> Work to complete
Go through the lines below. Copy those with "this".

> Record set
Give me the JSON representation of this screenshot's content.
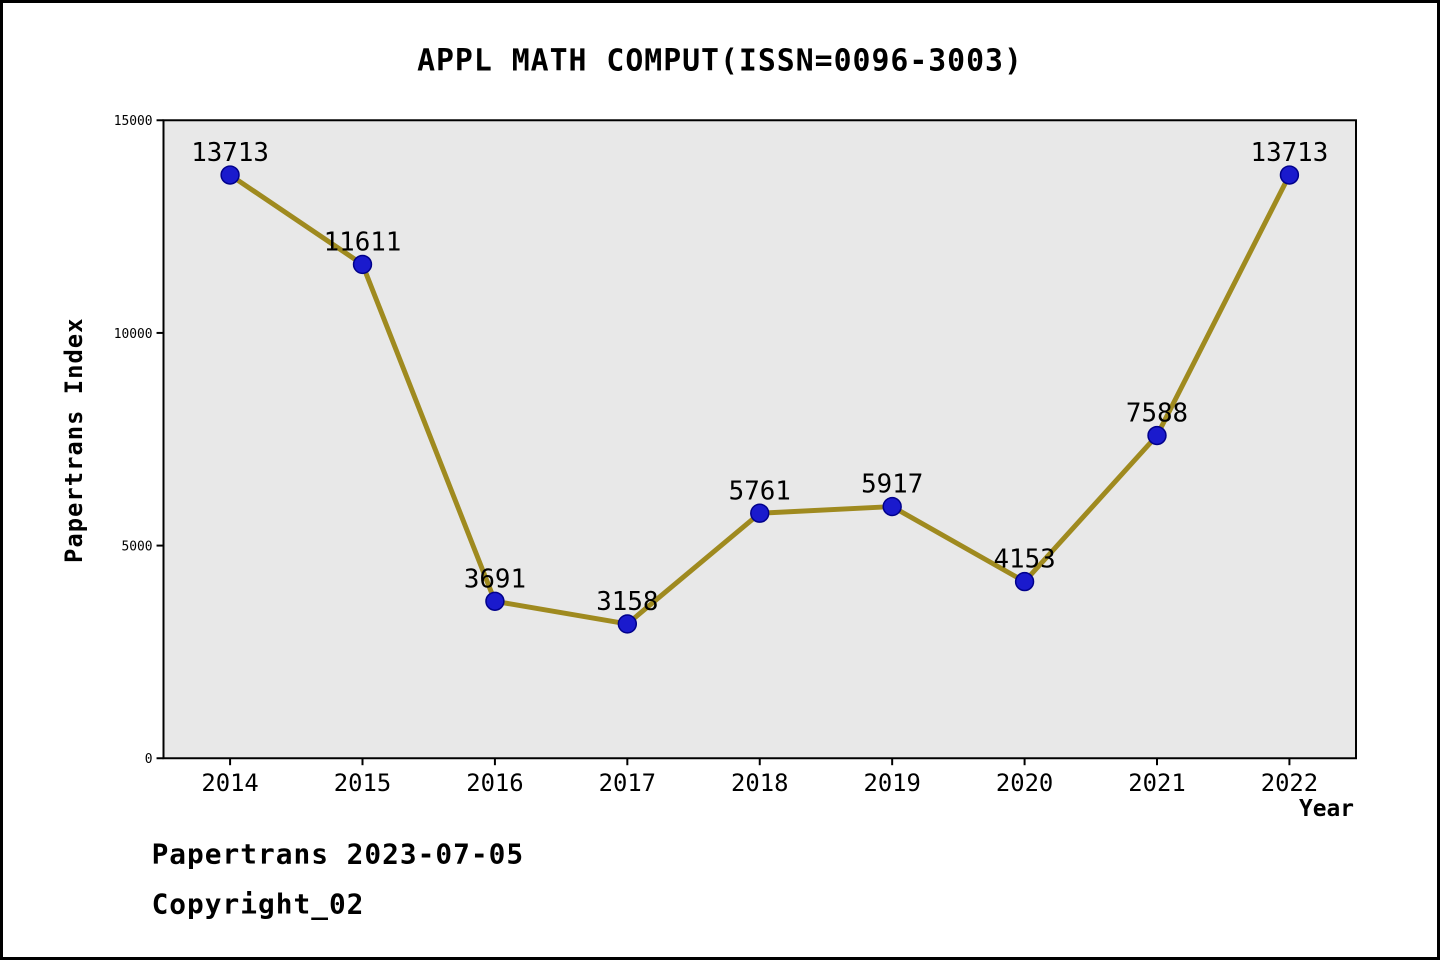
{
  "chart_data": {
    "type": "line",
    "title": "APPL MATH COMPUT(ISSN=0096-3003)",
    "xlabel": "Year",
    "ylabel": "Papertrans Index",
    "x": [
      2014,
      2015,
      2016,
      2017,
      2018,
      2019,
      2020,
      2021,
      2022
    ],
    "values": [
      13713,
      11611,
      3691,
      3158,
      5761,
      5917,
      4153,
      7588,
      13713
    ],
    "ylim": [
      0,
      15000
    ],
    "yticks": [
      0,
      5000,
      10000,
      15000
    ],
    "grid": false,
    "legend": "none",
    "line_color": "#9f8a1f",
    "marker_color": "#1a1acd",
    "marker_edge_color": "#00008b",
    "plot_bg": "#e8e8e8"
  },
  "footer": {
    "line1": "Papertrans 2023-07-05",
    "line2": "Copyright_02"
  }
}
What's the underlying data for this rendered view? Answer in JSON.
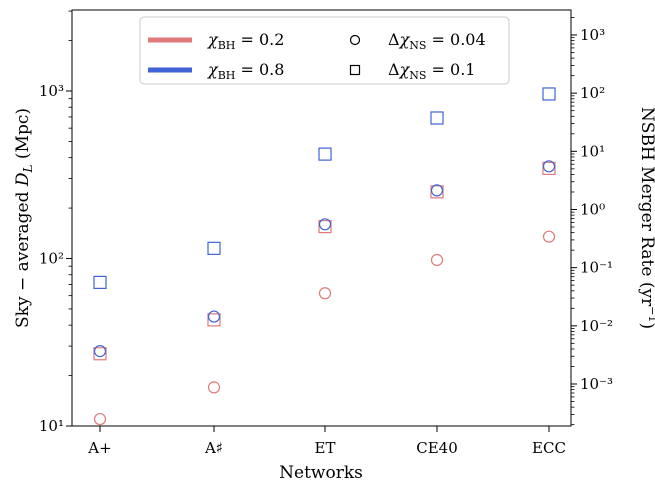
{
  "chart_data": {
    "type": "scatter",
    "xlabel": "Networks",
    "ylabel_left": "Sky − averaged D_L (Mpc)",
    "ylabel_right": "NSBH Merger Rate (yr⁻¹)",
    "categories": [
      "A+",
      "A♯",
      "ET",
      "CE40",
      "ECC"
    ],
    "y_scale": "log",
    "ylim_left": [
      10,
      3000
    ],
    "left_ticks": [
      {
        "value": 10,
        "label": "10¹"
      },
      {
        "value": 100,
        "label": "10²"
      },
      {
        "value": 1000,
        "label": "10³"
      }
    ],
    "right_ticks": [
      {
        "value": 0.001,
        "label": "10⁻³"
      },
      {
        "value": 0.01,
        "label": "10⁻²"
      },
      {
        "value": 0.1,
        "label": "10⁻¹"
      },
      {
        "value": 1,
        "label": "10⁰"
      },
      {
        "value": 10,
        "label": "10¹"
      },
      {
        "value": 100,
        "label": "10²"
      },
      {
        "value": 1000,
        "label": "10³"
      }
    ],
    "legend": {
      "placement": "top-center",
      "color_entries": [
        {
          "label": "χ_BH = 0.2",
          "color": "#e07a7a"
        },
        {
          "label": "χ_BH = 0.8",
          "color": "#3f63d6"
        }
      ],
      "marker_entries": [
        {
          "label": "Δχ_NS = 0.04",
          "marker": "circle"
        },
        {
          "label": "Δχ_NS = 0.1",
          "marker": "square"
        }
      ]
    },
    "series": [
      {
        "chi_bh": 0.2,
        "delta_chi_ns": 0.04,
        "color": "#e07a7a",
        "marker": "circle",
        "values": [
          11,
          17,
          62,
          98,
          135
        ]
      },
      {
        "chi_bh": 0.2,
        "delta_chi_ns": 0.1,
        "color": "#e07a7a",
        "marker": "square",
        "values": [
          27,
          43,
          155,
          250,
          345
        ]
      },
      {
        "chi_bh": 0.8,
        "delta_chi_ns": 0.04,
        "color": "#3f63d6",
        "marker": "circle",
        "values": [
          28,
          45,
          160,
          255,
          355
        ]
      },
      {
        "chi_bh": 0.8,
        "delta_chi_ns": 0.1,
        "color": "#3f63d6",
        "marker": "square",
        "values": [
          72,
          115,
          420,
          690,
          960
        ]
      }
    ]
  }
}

> Solution
Give me the JSON representation of this screenshot's content.
What's the underlying data for this rendered view? Answer in JSON.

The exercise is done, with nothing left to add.